-------- Records for the task

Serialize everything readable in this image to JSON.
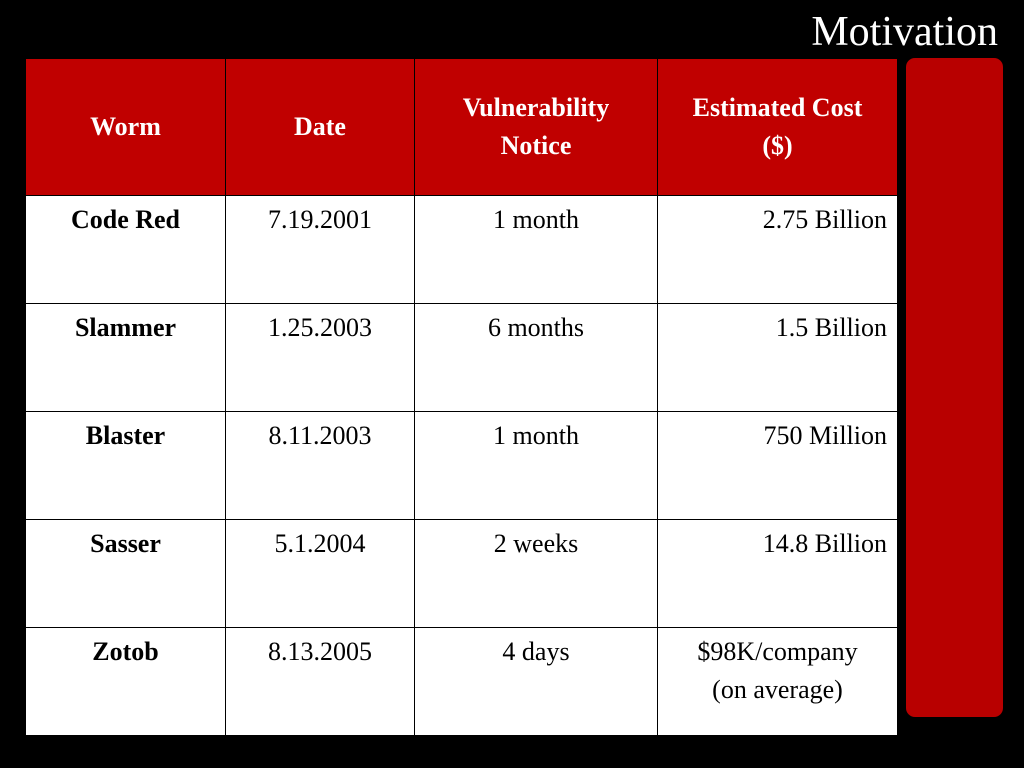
{
  "slide": {
    "title": "Motivation"
  },
  "table": {
    "headers": {
      "worm": "Worm",
      "date": "Date",
      "notice_line1": "Vulnerability",
      "notice_line2": "Notice",
      "cost_line1": "Estimated Cost",
      "cost_line2": "($)"
    },
    "rows": [
      {
        "worm": "Code Red",
        "date": "7.19.2001",
        "notice": "1 month",
        "cost": "2.75 Billion",
        "cost_note": ""
      },
      {
        "worm": "Slammer",
        "date": "1.25.2003",
        "notice": "6 months",
        "cost": "1.5 Billion",
        "cost_note": ""
      },
      {
        "worm": "Blaster",
        "date": "8.11.2003",
        "notice": "1 month",
        "cost": "750 Million",
        "cost_note": ""
      },
      {
        "worm": "Sasser",
        "date": "5.1.2004",
        "notice": "2 weeks",
        "cost": "14.8 Billion",
        "cost_note": ""
      },
      {
        "worm": "Zotob",
        "date": "8.13.2005",
        "notice": "4 days",
        "cost": "$98K/company",
        "cost_note": "(on average)"
      }
    ]
  },
  "colors": {
    "background": "#000000",
    "header_fill": "#c00000",
    "side_bar": "#b80000",
    "cell_fill": "#ffffff"
  }
}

----------------

* **Written instruction**
Using the listing above, gather each line that holds the string "Billion" and copy it.

* **Answer to this problem**
        "cost": "2.75 Billion",
        "cost": "1.5 Billion",
        "cost": "14.8 Billion",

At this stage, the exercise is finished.